=== Exercise directions ===
The lines to extract begin at the line that contains "Type out the text in this image." and run through the last line of the listing; reproduce them exactly, minus any pictures.

=== Supplied material ===
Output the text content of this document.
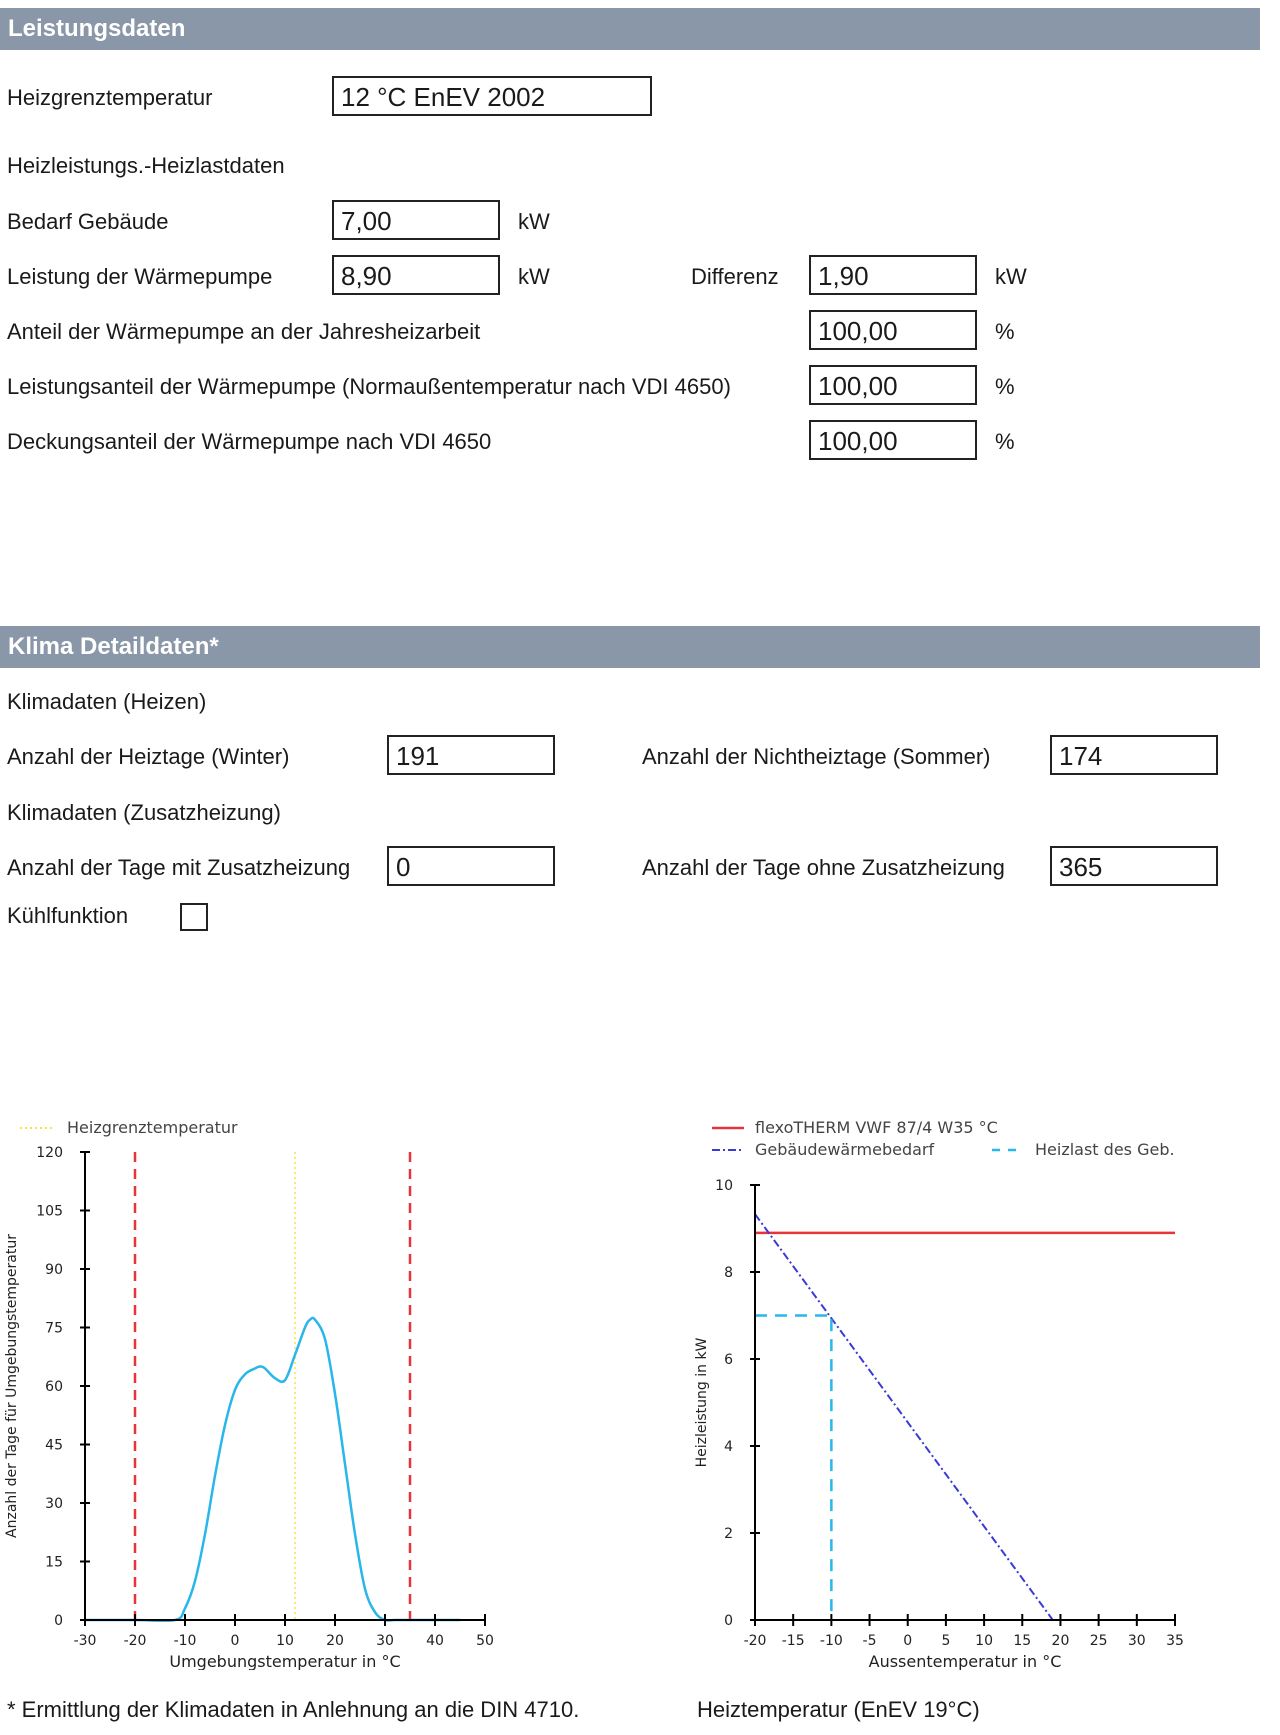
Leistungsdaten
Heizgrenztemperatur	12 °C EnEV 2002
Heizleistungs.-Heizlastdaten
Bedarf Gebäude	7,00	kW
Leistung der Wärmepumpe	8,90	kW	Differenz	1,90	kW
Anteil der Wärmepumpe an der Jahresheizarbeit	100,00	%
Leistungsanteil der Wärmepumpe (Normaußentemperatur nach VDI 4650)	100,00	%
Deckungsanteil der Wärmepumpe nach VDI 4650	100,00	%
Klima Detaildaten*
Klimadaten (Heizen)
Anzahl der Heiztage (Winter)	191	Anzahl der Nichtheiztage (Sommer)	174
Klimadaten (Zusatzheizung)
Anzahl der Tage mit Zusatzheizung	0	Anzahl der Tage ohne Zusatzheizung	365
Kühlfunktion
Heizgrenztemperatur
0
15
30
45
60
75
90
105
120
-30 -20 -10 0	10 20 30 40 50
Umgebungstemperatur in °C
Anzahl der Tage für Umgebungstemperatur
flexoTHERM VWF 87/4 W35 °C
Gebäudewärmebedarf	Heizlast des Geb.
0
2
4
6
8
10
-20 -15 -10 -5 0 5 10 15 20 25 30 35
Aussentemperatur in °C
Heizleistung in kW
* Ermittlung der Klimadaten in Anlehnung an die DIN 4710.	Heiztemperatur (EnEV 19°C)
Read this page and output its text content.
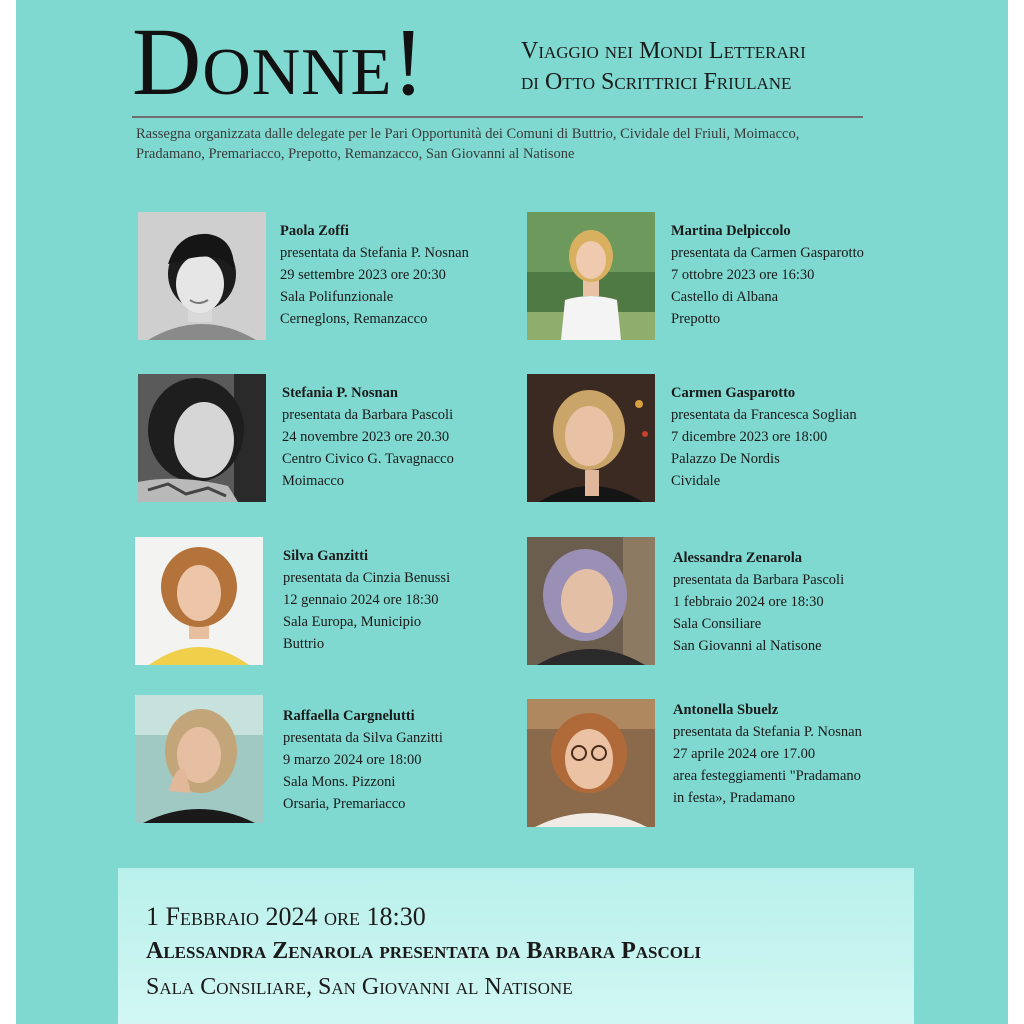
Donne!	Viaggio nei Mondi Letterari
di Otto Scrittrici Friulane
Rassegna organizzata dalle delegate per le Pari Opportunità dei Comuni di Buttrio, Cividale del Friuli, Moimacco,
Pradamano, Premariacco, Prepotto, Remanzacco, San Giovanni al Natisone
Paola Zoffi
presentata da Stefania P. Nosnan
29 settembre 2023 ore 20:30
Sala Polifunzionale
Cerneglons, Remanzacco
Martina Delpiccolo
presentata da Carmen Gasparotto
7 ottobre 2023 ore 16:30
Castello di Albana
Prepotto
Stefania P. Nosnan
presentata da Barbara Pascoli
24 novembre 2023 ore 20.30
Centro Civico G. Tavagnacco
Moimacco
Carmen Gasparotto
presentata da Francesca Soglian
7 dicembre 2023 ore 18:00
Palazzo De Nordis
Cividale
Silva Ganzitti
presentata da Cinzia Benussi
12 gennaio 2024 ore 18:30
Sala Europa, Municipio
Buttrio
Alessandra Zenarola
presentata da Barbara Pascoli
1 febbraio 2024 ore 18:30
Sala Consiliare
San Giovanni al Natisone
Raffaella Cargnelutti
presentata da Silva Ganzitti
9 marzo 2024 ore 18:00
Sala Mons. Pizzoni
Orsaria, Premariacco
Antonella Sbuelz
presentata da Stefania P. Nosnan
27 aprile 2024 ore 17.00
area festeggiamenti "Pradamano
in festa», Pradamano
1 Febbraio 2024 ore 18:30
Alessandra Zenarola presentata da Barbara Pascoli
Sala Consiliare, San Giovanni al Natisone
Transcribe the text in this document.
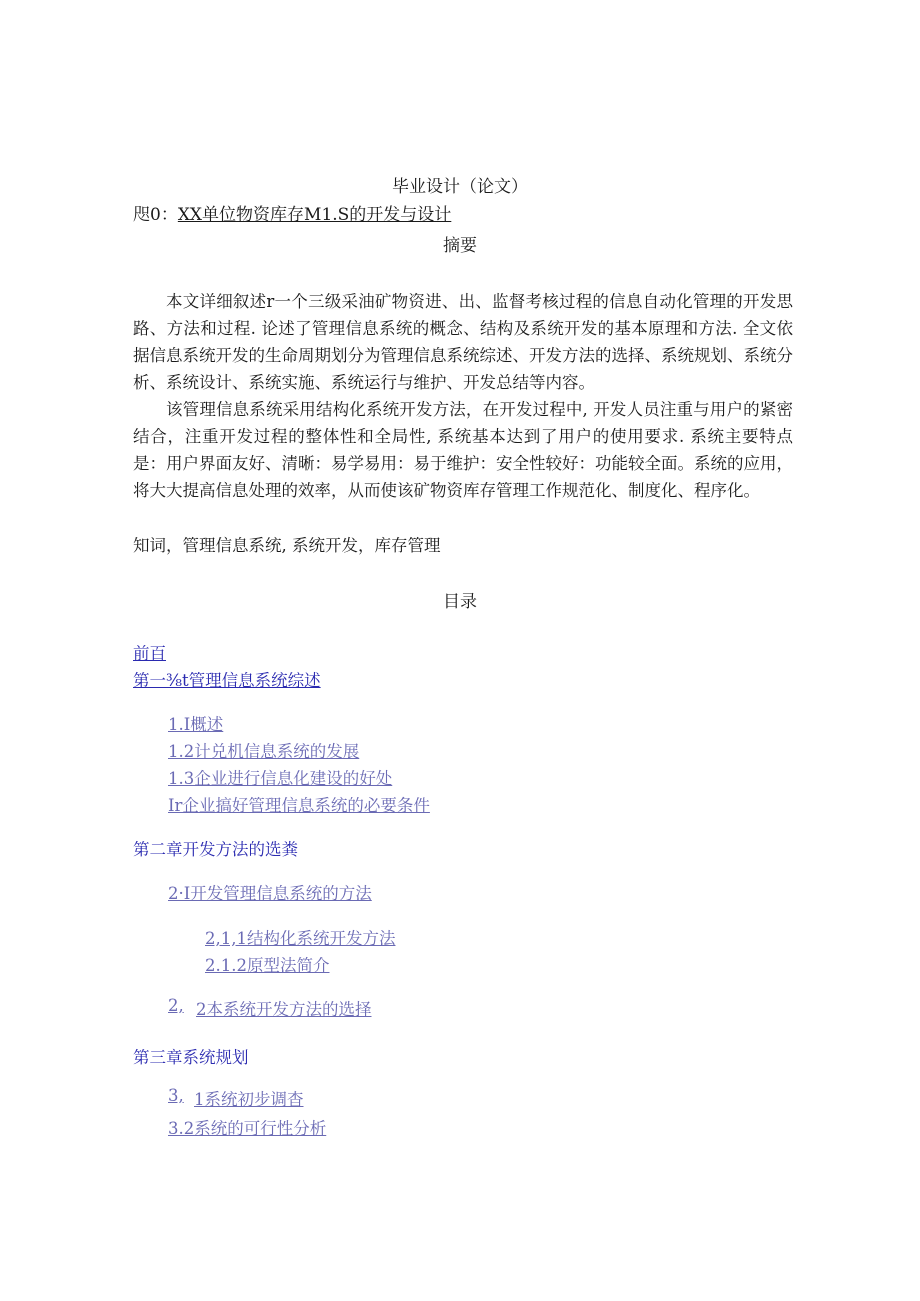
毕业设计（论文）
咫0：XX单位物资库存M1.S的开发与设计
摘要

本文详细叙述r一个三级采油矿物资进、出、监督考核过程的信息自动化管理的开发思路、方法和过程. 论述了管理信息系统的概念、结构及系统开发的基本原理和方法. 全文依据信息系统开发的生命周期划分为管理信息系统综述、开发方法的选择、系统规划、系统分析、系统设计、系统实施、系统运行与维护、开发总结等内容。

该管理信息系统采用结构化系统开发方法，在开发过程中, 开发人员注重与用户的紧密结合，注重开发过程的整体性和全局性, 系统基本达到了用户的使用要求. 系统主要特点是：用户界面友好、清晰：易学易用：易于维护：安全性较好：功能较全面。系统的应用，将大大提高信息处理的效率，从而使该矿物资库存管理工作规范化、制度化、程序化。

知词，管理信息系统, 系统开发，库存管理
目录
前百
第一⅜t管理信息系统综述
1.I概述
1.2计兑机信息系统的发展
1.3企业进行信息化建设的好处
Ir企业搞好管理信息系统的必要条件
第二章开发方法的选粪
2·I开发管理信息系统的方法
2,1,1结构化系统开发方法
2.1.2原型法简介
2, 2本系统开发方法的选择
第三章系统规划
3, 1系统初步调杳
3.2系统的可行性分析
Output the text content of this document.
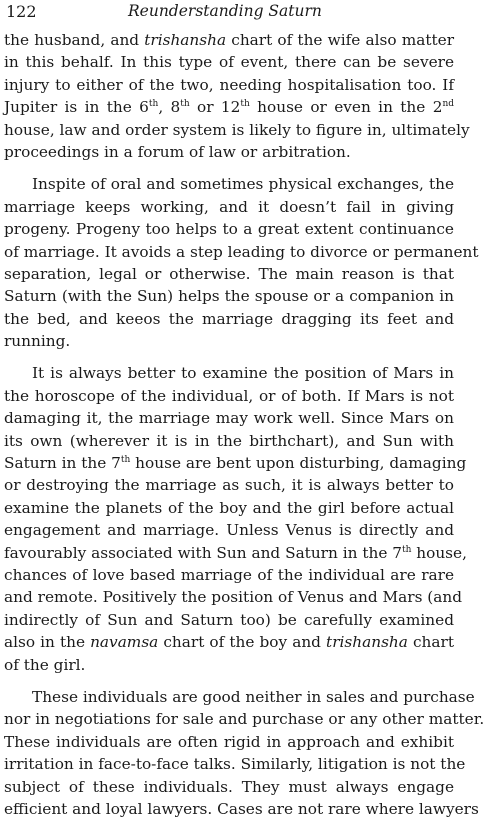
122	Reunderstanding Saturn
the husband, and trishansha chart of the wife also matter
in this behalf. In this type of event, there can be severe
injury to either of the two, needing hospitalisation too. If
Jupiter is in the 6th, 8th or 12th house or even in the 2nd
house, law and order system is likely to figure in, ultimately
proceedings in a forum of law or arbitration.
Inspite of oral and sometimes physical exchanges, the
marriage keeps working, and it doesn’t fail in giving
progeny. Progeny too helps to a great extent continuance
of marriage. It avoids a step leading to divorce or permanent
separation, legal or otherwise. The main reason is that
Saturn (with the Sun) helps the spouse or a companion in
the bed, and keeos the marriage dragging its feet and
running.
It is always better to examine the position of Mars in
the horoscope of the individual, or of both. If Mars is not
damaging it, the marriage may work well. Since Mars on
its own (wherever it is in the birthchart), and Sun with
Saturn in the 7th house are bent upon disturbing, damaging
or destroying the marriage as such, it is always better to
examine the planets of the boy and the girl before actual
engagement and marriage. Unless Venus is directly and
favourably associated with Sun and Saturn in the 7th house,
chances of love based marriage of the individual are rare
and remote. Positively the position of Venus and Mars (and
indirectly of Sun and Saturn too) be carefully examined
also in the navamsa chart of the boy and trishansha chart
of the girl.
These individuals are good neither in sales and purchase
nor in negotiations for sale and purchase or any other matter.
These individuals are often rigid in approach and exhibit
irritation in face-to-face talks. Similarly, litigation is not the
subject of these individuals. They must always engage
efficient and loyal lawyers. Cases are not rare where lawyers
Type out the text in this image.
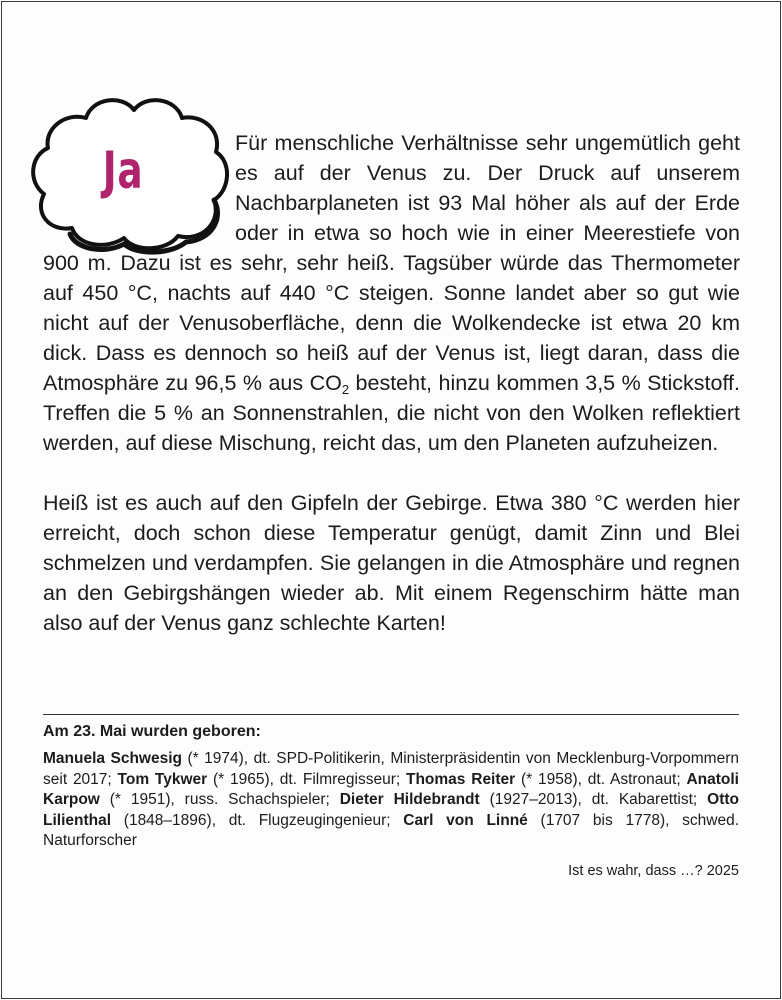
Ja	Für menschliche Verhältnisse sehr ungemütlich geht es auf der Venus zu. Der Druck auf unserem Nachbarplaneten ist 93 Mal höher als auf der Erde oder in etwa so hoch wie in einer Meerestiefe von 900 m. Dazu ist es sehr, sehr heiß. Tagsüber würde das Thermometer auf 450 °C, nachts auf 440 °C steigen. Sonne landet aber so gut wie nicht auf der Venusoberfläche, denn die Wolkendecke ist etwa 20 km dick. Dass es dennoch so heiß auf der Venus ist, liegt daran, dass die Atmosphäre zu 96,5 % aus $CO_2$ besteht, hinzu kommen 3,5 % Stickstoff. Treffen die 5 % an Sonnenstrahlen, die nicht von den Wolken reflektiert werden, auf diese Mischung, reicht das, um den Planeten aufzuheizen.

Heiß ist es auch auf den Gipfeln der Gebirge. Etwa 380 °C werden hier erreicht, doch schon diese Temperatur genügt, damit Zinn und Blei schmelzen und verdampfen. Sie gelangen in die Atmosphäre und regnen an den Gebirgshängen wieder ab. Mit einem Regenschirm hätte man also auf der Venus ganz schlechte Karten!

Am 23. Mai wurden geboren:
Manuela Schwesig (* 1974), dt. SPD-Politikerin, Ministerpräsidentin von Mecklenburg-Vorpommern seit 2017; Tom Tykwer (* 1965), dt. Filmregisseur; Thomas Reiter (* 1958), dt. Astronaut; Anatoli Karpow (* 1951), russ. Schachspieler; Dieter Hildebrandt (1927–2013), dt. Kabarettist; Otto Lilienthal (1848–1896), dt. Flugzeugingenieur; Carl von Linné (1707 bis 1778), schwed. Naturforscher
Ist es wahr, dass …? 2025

=== Written answer ===
Type out the text in this image.
Ja	Für menschliche Verhältnisse sehr ungemütlich geht es auf der Venus zu. Der Druck auf unserem Nachbarplaneten ist 93 Mal höher als auf der Erde oder in etwa so hoch wie in einer Meerestiefe von 900 m. Dazu ist es sehr, sehr heiß. Tagsüber würde das Thermometer auf 450 °C, nachts auf 440 °C steigen. Sonne landet aber so gut wie nicht auf der Venusoberfläche, denn die Wolkendecke ist etwa 20 km dick. Dass es dennoch so heiß auf der Venus ist, liegt daran, dass die Atmosphäre zu 96,5 % aus $CO_2$ besteht, hinzu kommen 3,5 % Stickstoff. Treffen die 5 % an Sonnenstrahlen, die nicht von den Wolken reflektiert werden, auf diese Mischung, reicht das, um den Planeten aufzuheizen.

Heiß ist es auch auf den Gipfeln der Gebirge. Etwa 380 °C werden hier erreicht, doch schon diese Temperatur genügt, damit Zinn und Blei schmelzen und verdampfen. Sie gelangen in die Atmosphäre und regnen an den Gebirgshängen wieder ab. Mit einem Regenschirm hätte man also auf der Venus ganz schlechte Karten!

Am 23. Mai wurden geboren:
Manuela Schwesig (* 1974), dt. SPD-Politikerin, Ministerpräsidentin von Mecklenburg-Vorpommern seit 2017; Tom Tykwer (* 1965), dt. Filmregisseur; Thomas Reiter (* 1958), dt. Astronaut; Anatoli Karpow (* 1951), russ. Schachspieler; Dieter Hildebrandt (1927–2013), dt. Kabarettist; Otto Lilienthal (1848–1896), dt. Flugzeugingenieur; Carl von Linné (1707 bis 1778), schwed. Naturforscher
Ist es wahr, dass …? 2025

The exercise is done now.